### GIVEN REQUEST
Without including the pictures, copy out every line below.

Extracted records

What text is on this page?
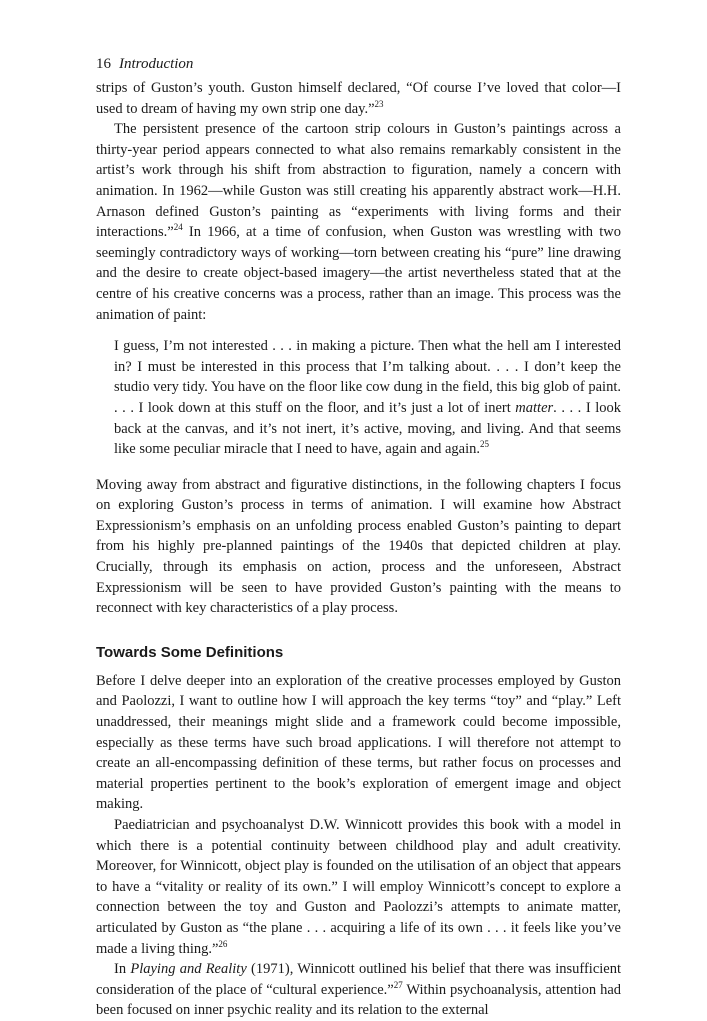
16 Introduction

strips of Guston’s youth. Guston himself declared, “Of course I’ve loved that color—I used to dream of having my own strip one day.”$^{23}$

The persistent presence of the cartoon strip colours in Guston’s paintings across a thirty-year period appears connected to what also remains remarkably consistent in the artist’s work through his shift from abstraction to figuration, namely a concern with animation. In 1962—while Guston was still creating his apparently abstract work—H.H. Arnason defined Guston’s painting as “experiments with living forms and their interactions.”$^{24}$ In 1966, at a time of confusion, when Guston was wrestling with two seemingly contradictory ways of working—torn between creating his “pure” line drawing and the desire to create object-based imagery—the artist nevertheless stated that at the centre of his creative concerns was a process, rather than an image. This process was the animation of paint:

I guess, I’m not interested . . . in making a picture. Then what the hell am I interested in? I must be interested in this process that I’m talking about. . . . I don’t keep the studio very tidy. You have on the floor like cow dung in the field, this big glob of paint. . . . I look down at this stuff on the floor, and it’s just a lot of inert matter. . . . I look back at the canvas, and it’s not inert, it’s active, moving, and living. And that seems like some peculiar miracle that I need to have, again and again.$^{25}$

Moving away from abstract and figurative distinctions, in the following chapters I focus on exploring Guston’s process in terms of animation. I will examine how Abstract Expressionism’s emphasis on an unfolding process enabled Guston’s painting to depart from his highly pre-planned paintings of the 1940s that depicted children at play. Crucially, through its emphasis on action, process and the unforeseen, Abstract Expressionism will be seen to have provided Guston’s painting with the means to reconnect with key characteristics of a play process.

Towards Some Definitions

Before I delve deeper into an exploration of the creative processes employed by Guston and Paolozzi, I want to outline how I will approach the key terms “toy” and “play.” Left unaddressed, their meanings might slide and a framework could become impossible, especially as these terms have such broad applications. I will therefore not attempt to create an all-encompassing definition of these terms, but rather focus on processes and material properties pertinent to the book’s exploration of emergent image and object making.

Paediatrician and psychoanalyst D.W. Winnicott provides this book with a model in which there is a potential continuity between childhood play and adult creativity. Moreover, for Winnicott, object play is founded on the utilisation of an object that appears to have a “vitality or reality of its own.” I will employ Winnicott’s concept to explore a connection between the toy and Guston and Paolozzi’s attempts to animate matter, articulated by Guston as “the plane . . . acquiring a life of its own . . . it feels like you’ve made a living thing.”$^{26}$

In Playing and Reality (1971), Winnicott outlined his belief that there was insufficient consideration of the place of “cultural experience.”$^{27}$ Within psychoanalysis, attention had been focused on inner psychic reality and its relation to the external
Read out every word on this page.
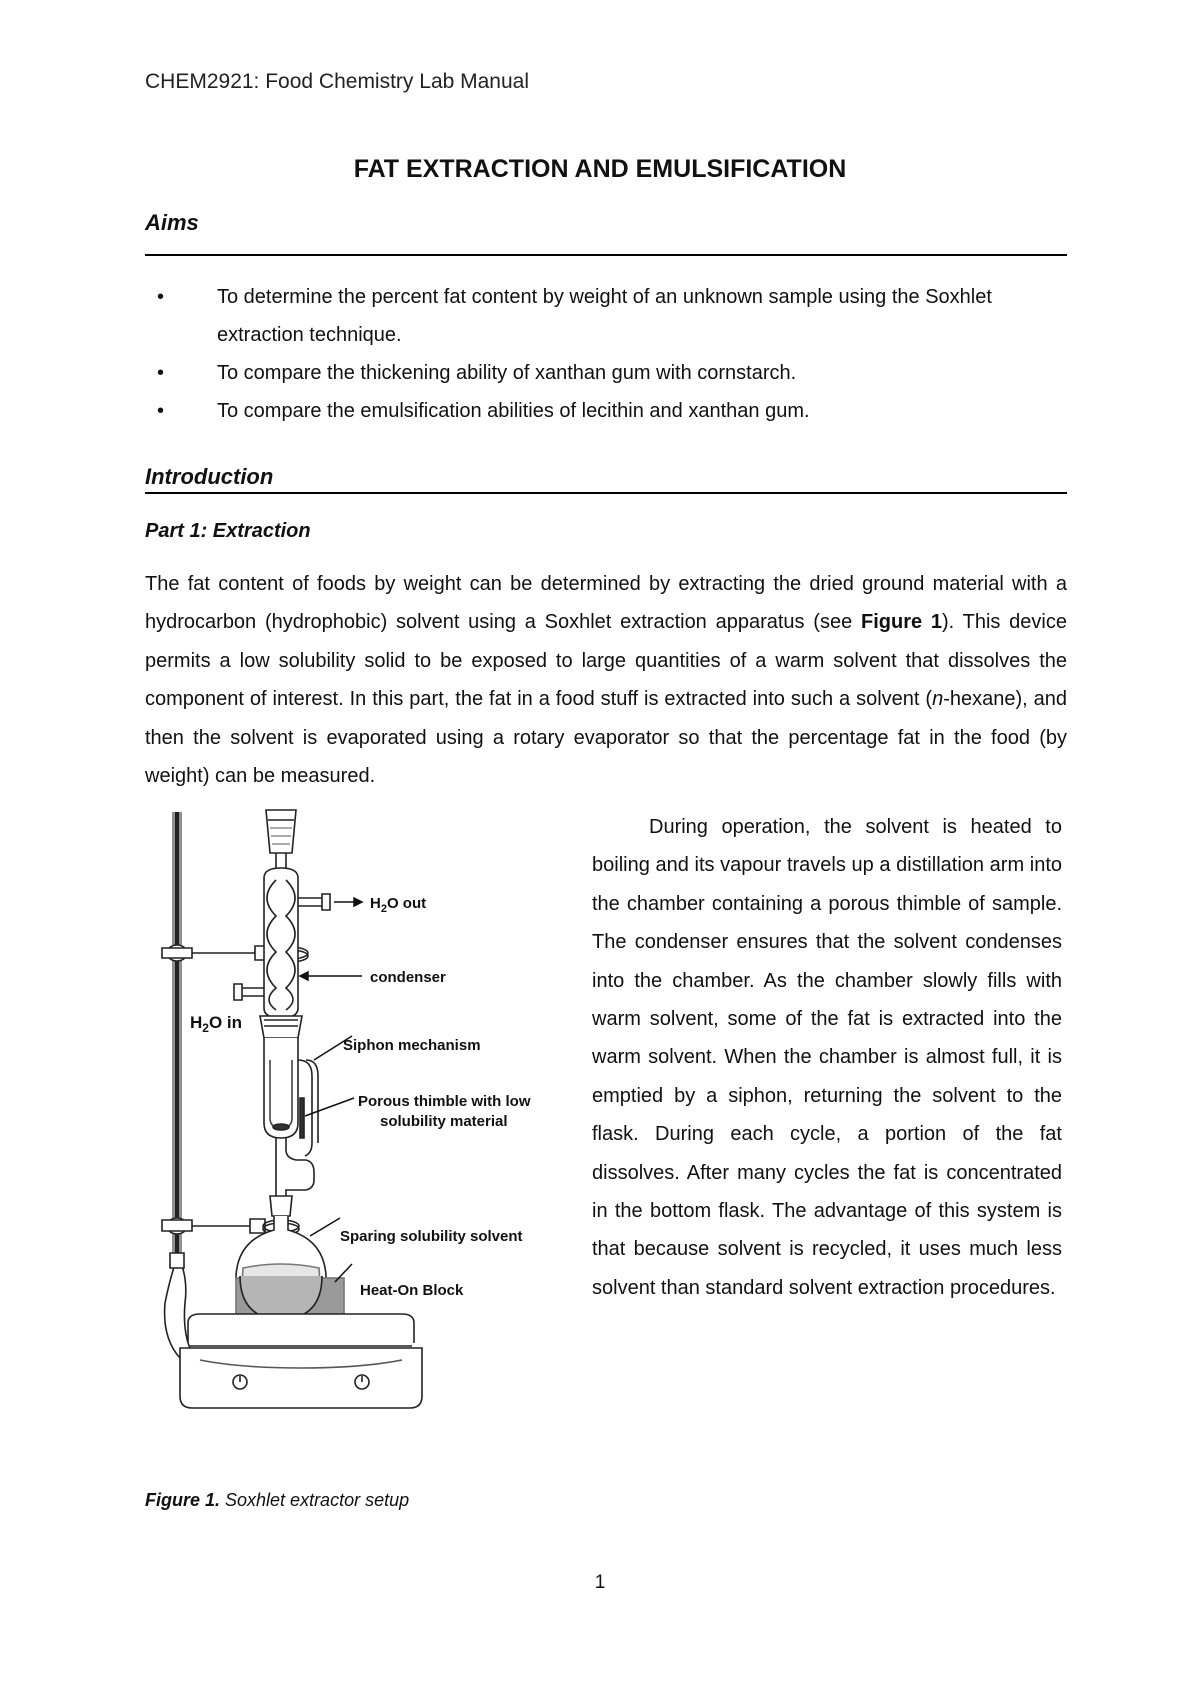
CHEM2921: Food Chemistry Lab Manual
FAT EXTRACTION AND EMULSIFICATION
Aims
•	To determine the percent fat content by weight of an unknown sample using the Soxhlet extraction technique.
•	To compare the thickening ability of xanthan gum with cornstarch.
•	To compare the emulsification abilities of lecithin and xanthan gum.
Introduction
Part 1: Extraction
The fat content of foods by weight can be determined by extracting the dried ground material with a hydrocarbon (hydrophobic) solvent using a Soxhlet extraction apparatus (see Figure 1). This device permits a low solubility solid to be exposed to large quantities of a warm solvent that dissolves the component of interest. In this part, the fat in a food stuff is extracted into such a solvent (n-hexane), and then the solvent is evaporated using a rotary evaporator so that the percentage fat in the food (by weight) can be measured.
$H_2O$ out
condenser
$H_2O$ in
Siphon mechanism
Porous thimble with low
solubility material
Sparing solubility solvent
Heat-On Block
During operation, the solvent is heated to boiling and its vapour travels up a distillation arm into the chamber containing a porous thimble of sample. The condenser ensures that the solvent condenses into the chamber. As the chamber slowly fills with warm solvent, some of the fat is extracted into the warm solvent. When the chamber is almost full, it is emptied by a siphon, returning the solvent to the flask. During each cycle, a portion of the fat dissolves. After many cycles the fat is concentrated in the bottom flask. The advantage of this system is that because solvent is recycled, it uses much less solvent than standard solvent extraction procedures.
Figure 1. Soxhlet extractor setup
1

### SOLUTION
What text is on this page?
16 Introduction

strips of Guston’s youth. Guston himself declared, “Of course I’ve loved that color—I used to dream of having my own strip one day.”$^{23}$

The persistent presence of the cartoon strip colours in Guston’s paintings across a thirty-year period appears connected to what also remains remarkably consistent in the artist’s work through his shift from abstraction to figuration, namely a concern with animation. In 1962—while Guston was still creating his apparently abstract work—H.H. Arnason defined Guston’s painting as “experiments with living forms and their interactions.”$^{24}$ In 1966, at a time of confusion, when Guston was wrestling with two seemingly contradictory ways of working—torn between creating his “pure” line drawing and the desire to create object-based imagery—the artist nevertheless stated that at the centre of his creative concerns was a process, rather than an image. This process was the animation of paint:

I guess, I’m not interested . . . in making a picture. Then what the hell am I interested in? I must be interested in this process that I’m talking about. . . . I don’t keep the studio very tidy. You have on the floor like cow dung in the field, this big glob of paint. . . . I look down at this stuff on the floor, and it’s just a lot of inert matter. . . . I look back at the canvas, and it’s not inert, it’s active, moving, and living. And that seems like some peculiar miracle that I need to have, again and again.$^{25}$

Moving away from abstract and figurative distinctions, in the following chapters I focus on exploring Guston’s process in terms of animation. I will examine how Abstract Expressionism’s emphasis on an unfolding process enabled Guston’s painting to depart from his highly pre-planned paintings of the 1940s that depicted children at play. Crucially, through its emphasis on action, process and the unforeseen, Abstract Expressionism will be seen to have provided Guston’s painting with the means to reconnect with key characteristics of a play process.

Towards Some Definitions

Before I delve deeper into an exploration of the creative processes employed by Guston and Paolozzi, I want to outline how I will approach the key terms “toy” and “play.” Left unaddressed, their meanings might slide and a framework could become impossible, especially as these terms have such broad applications. I will therefore not attempt to create an all-encompassing definition of these terms, but rather focus on processes and material properties pertinent to the book’s exploration of emergent image and object making.

Paediatrician and psychoanalyst D.W. Winnicott provides this book with a model in which there is a potential continuity between childhood play and adult creativity. Moreover, for Winnicott, object play is founded on the utilisation of an object that appears to have a “vitality or reality of its own.” I will employ Winnicott’s concept to explore a connection between the toy and Guston and Paolozzi’s attempts to animate matter, articulated by Guston as “the plane . . . acquiring a life of its own . . . it feels like you’ve made a living thing.”$^{26}$

In Playing and Reality (1971), Winnicott outlined his belief that there was insufficient consideration of the place of “cultural experience.”$^{27}$ Within psychoanalysis, attention had been focused on inner psychic reality and its relation to the external
Read out every word on this page.
CHEM2921: Food Chemistry Lab Manual
FAT EXTRACTION AND EMULSIFICATION
Aims
•	To determine the percent fat content by weight of an unknown sample using the Soxhlet extraction technique.
•	To compare the thickening ability of xanthan gum with cornstarch.
•	To compare the emulsification abilities of lecithin and xanthan gum.
Introduction
Part 1: Extraction
The fat content of foods by weight can be determined by extracting the dried ground material with a hydrocarbon (hydrophobic) solvent using a Soxhlet extraction apparatus (see Figure 1). This device permits a low solubility solid to be exposed to large quantities of a warm solvent that dissolves the component of interest. In this part, the fat in a food stuff is extracted into such a solvent (n-hexane), and then the solvent is evaporated using a rotary evaporator so that the percentage fat in the food (by weight) can be measured.
$H_2O$ out
condenser
$H_2O$ in
Siphon mechanism
Porous thimble with low
solubility material
Sparing solubility solvent
Heat-On Block
During operation, the solvent is heated to boiling and its vapour travels up a distillation arm into the chamber containing a porous thimble of sample. The condenser ensures that the solvent condenses into the chamber. As the chamber slowly fills with warm solvent, some of the fat is extracted into the warm solvent. When the chamber is almost full, it is emptied by a siphon, returning the solvent to the flask. During each cycle, a portion of the fat dissolves. After many cycles the fat is concentrated in the bottom flask. The advantage of this system is that because solvent is recycled, it uses much less solvent than standard solvent extraction procedures.
Figure 1. Soxhlet extractor setup
1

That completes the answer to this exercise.